:: INSTRUCTIONS FOR THE TASK ::
From the entries below, gather each line containing the word "this".

:: DATASET ENTRIES ::
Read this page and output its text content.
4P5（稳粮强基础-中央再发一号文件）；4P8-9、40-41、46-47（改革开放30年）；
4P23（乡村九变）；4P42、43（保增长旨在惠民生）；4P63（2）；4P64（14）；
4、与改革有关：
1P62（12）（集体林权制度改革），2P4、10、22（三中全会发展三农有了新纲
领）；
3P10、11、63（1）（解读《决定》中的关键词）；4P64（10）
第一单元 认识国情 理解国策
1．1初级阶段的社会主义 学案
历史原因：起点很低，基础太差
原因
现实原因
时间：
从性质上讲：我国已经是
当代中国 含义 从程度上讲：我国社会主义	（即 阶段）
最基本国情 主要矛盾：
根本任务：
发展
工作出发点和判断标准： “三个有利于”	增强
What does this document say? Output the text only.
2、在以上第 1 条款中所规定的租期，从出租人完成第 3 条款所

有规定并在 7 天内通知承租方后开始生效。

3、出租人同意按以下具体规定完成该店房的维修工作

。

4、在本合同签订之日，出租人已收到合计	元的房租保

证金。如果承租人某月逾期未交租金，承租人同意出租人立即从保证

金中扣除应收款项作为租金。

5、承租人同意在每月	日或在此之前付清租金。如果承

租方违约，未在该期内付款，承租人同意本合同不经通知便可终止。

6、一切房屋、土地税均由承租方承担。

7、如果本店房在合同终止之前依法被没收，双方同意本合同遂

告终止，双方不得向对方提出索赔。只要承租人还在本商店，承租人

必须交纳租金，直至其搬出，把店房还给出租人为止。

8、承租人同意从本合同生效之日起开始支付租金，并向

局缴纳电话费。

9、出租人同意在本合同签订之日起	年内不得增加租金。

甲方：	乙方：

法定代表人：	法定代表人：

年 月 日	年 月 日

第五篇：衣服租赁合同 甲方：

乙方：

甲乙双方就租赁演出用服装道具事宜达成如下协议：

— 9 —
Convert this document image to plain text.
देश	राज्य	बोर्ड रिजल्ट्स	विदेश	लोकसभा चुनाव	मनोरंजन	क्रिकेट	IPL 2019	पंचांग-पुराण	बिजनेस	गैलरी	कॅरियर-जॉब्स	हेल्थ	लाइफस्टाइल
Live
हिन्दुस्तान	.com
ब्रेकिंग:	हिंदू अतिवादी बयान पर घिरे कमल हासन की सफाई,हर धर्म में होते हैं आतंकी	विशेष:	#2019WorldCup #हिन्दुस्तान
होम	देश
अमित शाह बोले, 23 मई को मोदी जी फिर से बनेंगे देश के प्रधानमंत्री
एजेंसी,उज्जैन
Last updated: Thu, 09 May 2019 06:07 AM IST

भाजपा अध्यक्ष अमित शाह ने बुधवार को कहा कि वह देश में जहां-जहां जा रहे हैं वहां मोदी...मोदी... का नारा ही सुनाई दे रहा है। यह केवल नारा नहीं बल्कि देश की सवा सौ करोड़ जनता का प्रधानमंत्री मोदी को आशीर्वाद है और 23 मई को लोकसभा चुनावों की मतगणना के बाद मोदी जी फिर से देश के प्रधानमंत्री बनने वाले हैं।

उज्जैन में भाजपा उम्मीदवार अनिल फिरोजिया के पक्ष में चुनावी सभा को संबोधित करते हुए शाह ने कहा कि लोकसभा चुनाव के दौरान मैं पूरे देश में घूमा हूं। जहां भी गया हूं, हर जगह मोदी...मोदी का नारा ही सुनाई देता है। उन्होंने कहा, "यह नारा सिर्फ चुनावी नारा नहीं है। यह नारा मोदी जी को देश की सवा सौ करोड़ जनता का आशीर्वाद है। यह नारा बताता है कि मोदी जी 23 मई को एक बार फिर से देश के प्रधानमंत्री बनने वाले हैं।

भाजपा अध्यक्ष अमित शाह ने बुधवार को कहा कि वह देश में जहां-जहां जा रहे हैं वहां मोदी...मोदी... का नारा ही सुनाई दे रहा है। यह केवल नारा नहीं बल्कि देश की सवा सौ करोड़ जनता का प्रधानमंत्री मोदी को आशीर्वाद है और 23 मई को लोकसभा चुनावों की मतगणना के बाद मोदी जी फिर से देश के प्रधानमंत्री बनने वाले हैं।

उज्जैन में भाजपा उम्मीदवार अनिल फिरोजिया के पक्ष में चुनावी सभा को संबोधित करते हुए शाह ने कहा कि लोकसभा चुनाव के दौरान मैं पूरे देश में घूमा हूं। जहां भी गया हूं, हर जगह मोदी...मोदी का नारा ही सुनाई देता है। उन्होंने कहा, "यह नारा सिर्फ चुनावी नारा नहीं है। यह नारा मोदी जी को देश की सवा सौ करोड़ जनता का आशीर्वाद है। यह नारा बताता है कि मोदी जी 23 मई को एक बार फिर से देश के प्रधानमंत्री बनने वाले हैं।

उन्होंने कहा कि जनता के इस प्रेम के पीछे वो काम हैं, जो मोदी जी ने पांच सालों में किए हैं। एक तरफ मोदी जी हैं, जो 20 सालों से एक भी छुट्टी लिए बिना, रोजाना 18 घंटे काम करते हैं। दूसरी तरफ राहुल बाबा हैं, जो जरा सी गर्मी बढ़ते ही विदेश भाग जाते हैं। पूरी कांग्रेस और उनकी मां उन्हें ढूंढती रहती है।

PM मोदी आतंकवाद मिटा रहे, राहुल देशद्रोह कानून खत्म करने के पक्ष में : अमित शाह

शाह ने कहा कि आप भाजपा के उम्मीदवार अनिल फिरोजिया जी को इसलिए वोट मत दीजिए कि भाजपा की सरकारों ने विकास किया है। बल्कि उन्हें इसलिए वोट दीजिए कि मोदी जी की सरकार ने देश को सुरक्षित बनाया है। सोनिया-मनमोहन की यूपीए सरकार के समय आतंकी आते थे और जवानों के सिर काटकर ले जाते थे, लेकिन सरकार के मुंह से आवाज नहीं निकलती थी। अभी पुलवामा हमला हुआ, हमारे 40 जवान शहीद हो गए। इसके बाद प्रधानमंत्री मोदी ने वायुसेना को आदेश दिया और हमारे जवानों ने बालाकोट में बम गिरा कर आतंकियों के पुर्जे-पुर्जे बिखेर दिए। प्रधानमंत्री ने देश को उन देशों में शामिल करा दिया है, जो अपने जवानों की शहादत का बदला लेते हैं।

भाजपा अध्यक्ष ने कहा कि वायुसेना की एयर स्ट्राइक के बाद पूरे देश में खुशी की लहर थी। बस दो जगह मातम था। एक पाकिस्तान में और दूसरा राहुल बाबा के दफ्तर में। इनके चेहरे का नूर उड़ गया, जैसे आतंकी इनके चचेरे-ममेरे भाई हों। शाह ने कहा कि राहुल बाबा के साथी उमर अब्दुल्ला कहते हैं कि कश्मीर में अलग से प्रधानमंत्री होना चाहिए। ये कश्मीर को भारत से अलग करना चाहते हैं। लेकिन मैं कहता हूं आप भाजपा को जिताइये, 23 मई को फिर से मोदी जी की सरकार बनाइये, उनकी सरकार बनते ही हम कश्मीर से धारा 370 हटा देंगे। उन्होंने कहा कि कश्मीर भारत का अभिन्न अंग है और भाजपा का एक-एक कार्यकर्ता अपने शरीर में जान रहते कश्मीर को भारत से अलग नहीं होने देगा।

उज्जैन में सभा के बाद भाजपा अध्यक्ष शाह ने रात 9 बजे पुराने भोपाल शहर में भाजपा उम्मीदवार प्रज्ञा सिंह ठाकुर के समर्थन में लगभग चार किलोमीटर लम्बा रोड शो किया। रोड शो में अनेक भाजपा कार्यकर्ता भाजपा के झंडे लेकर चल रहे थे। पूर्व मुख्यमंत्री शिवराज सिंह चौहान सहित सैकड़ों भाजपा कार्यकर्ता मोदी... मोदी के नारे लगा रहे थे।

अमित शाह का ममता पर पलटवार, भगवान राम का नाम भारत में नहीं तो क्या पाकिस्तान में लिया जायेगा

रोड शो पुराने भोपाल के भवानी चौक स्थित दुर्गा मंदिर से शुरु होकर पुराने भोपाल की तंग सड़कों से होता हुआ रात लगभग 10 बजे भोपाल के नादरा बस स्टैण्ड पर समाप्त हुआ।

:: RESULT BELOW ::
Read this page and output its text content.
What does this document say? Output the text only.
Convert this document image to plain text.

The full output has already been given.